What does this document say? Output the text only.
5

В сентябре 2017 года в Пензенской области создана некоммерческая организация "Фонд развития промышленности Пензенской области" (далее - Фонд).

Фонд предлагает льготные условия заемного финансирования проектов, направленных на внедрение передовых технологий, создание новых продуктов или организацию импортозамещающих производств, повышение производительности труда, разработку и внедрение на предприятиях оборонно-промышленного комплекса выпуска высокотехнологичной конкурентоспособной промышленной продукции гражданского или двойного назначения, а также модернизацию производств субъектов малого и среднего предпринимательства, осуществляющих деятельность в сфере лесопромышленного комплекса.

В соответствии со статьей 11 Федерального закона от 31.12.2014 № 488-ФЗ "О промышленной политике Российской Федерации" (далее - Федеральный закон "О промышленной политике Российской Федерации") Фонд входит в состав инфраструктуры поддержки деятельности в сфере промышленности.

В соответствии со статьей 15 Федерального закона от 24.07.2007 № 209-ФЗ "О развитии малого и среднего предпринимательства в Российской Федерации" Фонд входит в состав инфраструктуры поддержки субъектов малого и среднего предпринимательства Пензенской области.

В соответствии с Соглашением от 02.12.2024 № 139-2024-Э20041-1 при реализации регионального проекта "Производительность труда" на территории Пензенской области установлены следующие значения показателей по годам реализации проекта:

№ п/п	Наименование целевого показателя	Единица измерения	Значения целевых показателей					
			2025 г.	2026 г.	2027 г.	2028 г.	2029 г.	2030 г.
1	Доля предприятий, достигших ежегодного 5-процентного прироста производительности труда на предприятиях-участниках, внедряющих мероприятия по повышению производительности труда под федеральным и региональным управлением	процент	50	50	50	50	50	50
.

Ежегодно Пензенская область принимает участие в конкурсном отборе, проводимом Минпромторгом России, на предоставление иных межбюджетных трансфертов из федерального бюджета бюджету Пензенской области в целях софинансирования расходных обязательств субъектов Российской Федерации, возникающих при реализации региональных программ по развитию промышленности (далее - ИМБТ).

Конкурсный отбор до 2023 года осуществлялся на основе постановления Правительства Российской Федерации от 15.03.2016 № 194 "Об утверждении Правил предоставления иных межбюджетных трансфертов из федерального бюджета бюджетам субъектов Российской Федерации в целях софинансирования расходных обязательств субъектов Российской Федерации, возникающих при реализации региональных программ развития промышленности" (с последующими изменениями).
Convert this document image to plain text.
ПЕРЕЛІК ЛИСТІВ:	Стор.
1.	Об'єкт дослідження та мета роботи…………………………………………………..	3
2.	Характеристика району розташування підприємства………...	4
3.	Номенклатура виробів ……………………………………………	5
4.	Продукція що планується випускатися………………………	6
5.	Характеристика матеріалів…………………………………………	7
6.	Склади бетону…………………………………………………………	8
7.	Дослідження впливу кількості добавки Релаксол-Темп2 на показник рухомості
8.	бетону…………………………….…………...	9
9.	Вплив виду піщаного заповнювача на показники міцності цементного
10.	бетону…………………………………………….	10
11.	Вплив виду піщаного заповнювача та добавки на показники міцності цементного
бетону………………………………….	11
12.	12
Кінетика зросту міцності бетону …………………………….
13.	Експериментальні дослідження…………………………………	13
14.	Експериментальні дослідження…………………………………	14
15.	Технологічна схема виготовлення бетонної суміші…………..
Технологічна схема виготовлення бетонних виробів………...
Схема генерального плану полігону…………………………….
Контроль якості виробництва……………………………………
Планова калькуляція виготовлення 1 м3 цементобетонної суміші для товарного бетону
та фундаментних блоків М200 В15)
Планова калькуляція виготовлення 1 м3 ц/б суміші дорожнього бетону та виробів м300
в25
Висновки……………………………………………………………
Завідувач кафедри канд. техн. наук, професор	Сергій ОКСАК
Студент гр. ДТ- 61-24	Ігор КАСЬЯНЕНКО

════════════════════

Repeat the data in its entirety, character for character.

What does this document say? Output the text only.
5

В сентябре 2017 года в Пензенской области создана некоммерческая организация "Фонд развития промышленности Пензенской области" (далее - Фонд).

Фонд предлагает льготные условия заемного финансирования проектов, направленных на внедрение передовых технологий, создание новых продуктов или организацию импортозамещающих производств, повышение производительности труда, разработку и внедрение на предприятиях оборонно-промышленного комплекса выпуска высокотехнологичной конкурентоспособной промышленной продукции гражданского или двойного назначения, а также модернизацию производств субъектов малого и среднего предпринимательства, осуществляющих деятельность в сфере лесопромышленного комплекса.

В соответствии со статьей 11 Федерального закона от 31.12.2014 № 488-ФЗ "О промышленной политике Российской Федерации" (далее - Федеральный закон "О промышленной политике Российской Федерации") Фонд входит в состав инфраструктуры поддержки деятельности в сфере промышленности.

В соответствии со статьей 15 Федерального закона от 24.07.2007 № 209-ФЗ "О развитии малого и среднего предпринимательства в Российской Федерации" Фонд входит в состав инфраструктуры поддержки субъектов малого и среднего предпринимательства Пензенской области.

В соответствии с Соглашением от 02.12.2024 № 139-2024-Э20041-1 при реализации регионального проекта "Производительность труда" на территории Пензенской области установлены следующие значения показателей по годам реализации проекта:

№ п/п	Наименование целевого показателя	Единица измерения	Значения целевых показателей					
			2025 г.	2026 г.	2027 г.	2028 г.	2029 г.	2030 г.
1	Доля предприятий, достигших ежегодного 5-процентного прироста производительности труда на предприятиях-участниках, внедряющих мероприятия по повышению производительности труда под федеральным и региональным управлением	процент	50	50	50	50	50	50
.

Ежегодно Пензенская область принимает участие в конкурсном отборе, проводимом Минпромторгом России, на предоставление иных межбюджетных трансфертов из федерального бюджета бюджету Пензенской области в целях софинансирования расходных обязательств субъектов Российской Федерации, возникающих при реализации региональных программ по развитию промышленности (далее - ИМБТ).

Конкурсный отбор до 2023 года осуществлялся на основе постановления Правительства Российской Федерации от 15.03.2016 № 194 "Об утверждении Правил предоставления иных межбюджетных трансфертов из федерального бюджета бюджетам субъектов Российской Федерации в целях софинансирования расходных обязательств субъектов Российской Федерации, возникающих при реализации региональных программ развития промышленности" (с последующими изменениями).
Convert this document image to plain text.
ПЕРЕЛІК ЛИСТІВ:	Стор.
1.	Об'єкт дослідження та мета роботи…………………………………………………..	3
2.	Характеристика району розташування підприємства………...	4
3.	Номенклатура виробів ……………………………………………	5
4.	Продукція що планується випускатися………………………	6
5.	Характеристика матеріалів…………………………………………	7
6.	Склади бетону…………………………………………………………	8
7.	Дослідження впливу кількості добавки Релаксол-Темп2 на показник рухомості
8.	бетону…………………………….…………...	9
9.	Вплив виду піщаного заповнювача на показники міцності цементного
10.	бетону…………………………………………….	10
11.	Вплив виду піщаного заповнювача та добавки на показники міцності цементного
бетону………………………………….	11
12.	12
Кінетика зросту міцності бетону …………………………….
13.	Експериментальні дослідження…………………………………	13
14.	Експериментальні дослідження…………………………………	14
15.	Технологічна схема виготовлення бетонної суміші…………..
Технологічна схема виготовлення бетонних виробів………...
Схема генерального плану полігону…………………………….
Контроль якості виробництва……………………………………
Планова калькуляція виготовлення 1 м3 цементобетонної суміші для товарного бетону
та фундаментних блоків М200 В15)
Планова калькуляція виготовлення 1 м3 ц/б суміші дорожнього бетону та виробів м300
в25
Висновки……………………………………………………………
Завідувач кафедри канд. техн. наук, професор	Сергій ОКСАК
Студент гр. ДТ- 61-24	Ігор КАСЬЯНЕНКО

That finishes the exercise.